Dataset excerpts —

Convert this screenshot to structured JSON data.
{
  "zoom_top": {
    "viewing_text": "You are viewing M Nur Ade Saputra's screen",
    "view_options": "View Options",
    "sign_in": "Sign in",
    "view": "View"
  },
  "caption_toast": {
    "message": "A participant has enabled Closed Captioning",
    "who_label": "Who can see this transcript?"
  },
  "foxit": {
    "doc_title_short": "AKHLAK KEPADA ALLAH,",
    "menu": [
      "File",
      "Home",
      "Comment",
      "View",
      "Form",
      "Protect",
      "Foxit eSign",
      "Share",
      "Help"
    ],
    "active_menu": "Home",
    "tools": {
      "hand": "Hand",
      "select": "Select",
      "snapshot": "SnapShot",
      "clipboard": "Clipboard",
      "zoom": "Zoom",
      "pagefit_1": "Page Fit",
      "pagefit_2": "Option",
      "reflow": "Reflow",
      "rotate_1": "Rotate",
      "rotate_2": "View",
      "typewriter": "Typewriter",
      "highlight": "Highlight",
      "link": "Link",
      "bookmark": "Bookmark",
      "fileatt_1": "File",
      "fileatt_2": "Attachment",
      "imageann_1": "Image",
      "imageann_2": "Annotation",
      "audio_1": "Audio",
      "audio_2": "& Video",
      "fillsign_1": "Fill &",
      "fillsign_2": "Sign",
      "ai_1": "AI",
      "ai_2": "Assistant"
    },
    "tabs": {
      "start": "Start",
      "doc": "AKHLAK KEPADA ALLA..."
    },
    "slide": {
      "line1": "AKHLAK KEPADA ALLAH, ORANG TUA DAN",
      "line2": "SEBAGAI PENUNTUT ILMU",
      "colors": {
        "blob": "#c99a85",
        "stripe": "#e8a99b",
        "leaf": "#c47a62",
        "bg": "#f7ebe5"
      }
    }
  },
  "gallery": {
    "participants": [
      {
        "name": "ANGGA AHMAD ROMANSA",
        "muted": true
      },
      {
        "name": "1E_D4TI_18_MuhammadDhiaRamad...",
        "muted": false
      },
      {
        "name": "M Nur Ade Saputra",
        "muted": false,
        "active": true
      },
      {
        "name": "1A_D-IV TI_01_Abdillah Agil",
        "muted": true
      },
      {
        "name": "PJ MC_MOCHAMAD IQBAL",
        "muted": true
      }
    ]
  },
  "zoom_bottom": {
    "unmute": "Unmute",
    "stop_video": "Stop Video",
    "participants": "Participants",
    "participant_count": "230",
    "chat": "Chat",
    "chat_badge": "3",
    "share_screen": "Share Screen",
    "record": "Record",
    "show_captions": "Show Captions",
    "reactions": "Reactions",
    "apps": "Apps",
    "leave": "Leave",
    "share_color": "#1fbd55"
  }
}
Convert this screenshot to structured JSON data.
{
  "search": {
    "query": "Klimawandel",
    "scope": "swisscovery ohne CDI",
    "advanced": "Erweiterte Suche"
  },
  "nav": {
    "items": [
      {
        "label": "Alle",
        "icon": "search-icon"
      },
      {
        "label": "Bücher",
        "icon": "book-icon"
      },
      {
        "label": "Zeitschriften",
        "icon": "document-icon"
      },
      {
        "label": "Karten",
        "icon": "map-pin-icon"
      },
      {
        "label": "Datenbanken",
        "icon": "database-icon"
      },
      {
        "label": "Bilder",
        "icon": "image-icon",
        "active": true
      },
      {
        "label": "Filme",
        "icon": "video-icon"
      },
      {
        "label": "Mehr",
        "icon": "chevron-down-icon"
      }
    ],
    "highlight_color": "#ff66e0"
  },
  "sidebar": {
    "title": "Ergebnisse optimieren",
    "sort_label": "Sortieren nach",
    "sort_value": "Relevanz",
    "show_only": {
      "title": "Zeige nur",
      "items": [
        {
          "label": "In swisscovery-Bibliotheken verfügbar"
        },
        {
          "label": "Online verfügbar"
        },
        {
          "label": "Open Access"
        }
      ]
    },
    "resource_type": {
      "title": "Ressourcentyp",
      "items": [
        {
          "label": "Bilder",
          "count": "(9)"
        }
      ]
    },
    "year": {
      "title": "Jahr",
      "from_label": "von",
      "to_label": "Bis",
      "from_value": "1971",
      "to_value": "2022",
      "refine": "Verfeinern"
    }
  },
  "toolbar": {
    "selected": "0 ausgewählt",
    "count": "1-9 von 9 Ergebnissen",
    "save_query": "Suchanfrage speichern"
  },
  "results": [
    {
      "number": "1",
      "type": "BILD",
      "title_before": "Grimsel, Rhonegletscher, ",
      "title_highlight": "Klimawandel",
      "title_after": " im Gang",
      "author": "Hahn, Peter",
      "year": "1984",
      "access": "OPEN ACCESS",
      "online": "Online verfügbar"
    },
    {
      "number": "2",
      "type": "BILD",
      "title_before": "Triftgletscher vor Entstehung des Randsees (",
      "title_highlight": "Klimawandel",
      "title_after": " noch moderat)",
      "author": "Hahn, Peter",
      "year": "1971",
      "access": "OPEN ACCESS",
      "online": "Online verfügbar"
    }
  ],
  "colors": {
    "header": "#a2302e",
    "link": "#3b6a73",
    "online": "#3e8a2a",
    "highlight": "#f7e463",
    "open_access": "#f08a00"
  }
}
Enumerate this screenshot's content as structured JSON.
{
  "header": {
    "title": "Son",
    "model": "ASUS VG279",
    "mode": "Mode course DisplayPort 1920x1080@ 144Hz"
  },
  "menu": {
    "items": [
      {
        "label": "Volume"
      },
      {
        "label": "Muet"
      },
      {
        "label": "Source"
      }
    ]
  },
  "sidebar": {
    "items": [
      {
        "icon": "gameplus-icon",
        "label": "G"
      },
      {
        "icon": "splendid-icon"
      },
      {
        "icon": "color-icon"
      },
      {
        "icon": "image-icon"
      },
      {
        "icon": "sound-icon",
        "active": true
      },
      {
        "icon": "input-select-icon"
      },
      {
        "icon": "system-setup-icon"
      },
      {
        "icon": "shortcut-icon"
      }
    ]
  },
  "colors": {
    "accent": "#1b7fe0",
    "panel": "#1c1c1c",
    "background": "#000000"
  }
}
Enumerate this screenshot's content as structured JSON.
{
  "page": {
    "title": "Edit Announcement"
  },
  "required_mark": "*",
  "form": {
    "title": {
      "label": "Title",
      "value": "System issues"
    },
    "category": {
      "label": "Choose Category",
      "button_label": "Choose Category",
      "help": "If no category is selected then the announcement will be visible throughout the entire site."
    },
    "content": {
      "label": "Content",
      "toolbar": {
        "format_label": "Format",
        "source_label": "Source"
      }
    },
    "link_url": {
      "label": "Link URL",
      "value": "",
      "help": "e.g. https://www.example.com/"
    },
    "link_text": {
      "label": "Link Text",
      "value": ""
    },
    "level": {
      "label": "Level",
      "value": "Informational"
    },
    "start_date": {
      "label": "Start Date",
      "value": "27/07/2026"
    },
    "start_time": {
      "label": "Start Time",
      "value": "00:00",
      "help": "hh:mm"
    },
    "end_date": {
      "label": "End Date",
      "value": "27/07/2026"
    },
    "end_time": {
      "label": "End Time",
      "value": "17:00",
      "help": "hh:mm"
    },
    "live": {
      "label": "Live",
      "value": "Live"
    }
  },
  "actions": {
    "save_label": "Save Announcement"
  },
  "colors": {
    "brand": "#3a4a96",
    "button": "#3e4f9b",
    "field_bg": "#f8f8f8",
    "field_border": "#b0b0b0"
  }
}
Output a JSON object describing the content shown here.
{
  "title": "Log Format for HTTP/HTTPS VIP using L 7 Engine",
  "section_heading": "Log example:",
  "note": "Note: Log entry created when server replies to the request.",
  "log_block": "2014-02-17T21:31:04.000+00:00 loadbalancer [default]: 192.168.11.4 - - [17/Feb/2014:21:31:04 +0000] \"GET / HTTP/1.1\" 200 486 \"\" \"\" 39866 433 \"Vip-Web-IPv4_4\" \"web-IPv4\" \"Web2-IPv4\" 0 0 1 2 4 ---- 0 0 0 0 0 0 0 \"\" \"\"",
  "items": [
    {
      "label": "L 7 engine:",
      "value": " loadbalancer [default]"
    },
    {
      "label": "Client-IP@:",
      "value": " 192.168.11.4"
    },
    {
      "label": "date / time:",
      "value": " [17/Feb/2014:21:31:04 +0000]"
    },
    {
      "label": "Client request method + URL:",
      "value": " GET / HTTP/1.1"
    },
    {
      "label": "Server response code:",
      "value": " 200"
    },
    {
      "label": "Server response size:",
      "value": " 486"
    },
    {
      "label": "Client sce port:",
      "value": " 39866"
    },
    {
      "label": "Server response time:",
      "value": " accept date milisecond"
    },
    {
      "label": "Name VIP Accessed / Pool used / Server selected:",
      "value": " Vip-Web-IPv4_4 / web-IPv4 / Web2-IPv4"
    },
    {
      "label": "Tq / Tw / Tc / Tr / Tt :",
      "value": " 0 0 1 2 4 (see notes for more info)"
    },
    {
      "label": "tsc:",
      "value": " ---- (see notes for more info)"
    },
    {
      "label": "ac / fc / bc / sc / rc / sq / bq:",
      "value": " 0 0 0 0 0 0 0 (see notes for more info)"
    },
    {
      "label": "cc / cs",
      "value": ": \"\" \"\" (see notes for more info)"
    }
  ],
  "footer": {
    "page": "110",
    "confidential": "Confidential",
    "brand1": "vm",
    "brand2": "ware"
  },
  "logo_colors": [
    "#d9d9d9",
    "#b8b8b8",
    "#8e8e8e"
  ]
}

Work instructions — Make an exact copy of every line from the one with "Output a JSON" to the end of the data, with the first and last of those lines included.

Complete answer —
Output a JSON object describing the content shown here.
{
  "title": "Log Format for HTTP/HTTPS VIP using L 7 Engine",
  "section_heading": "Log example:",
  "note": "Note: Log entry created when server replies to the request.",
  "log_block": "2014-02-17T21:31:04.000+00:00 loadbalancer [default]: 192.168.11.4 - - [17/Feb/2014:21:31:04 +0000] \"GET / HTTP/1.1\" 200 486 \"\" \"\" 39866 433 \"Vip-Web-IPv4_4\" \"web-IPv4\" \"Web2-IPv4\" 0 0 1 2 4 ---- 0 0 0 0 0 0 0 \"\" \"\"",
  "items": [
    {
      "label": "L 7 engine:",
      "value": " loadbalancer [default]"
    },
    {
      "label": "Client-IP@:",
      "value": " 192.168.11.4"
    },
    {
      "label": "date / time:",
      "value": " [17/Feb/2014:21:31:04 +0000]"
    },
    {
      "label": "Client request method + URL:",
      "value": " GET / HTTP/1.1"
    },
    {
      "label": "Server response code:",
      "value": " 200"
    },
    {
      "label": "Server response size:",
      "value": " 486"
    },
    {
      "label": "Client sce port:",
      "value": " 39866"
    },
    {
      "label": "Server response time:",
      "value": " accept date milisecond"
    },
    {
      "label": "Name VIP Accessed / Pool used / Server selected:",
      "value": " Vip-Web-IPv4_4 / web-IPv4 / Web2-IPv4"
    },
    {
      "label": "Tq / Tw / Tc / Tr / Tt :",
      "value": " 0 0 1 2 4 (see notes for more info)"
    },
    {
      "label": "tsc:",
      "value": " ---- (see notes for more info)"
    },
    {
      "label": "ac / fc / bc / sc / rc / sq / bq:",
      "value": " 0 0 0 0 0 0 0 (see notes for more info)"
    },
    {
      "label": "cc / cs",
      "value": ": \"\" \"\" (see notes for more info)"
    }
  ],
  "footer": {
    "page": "110",
    "confidential": "Confidential",
    "brand1": "vm",
    "brand2": "ware"
  },
  "logo_colors": [
    "#d9d9d9",
    "#b8b8b8",
    "#8e8e8e"
  ]
}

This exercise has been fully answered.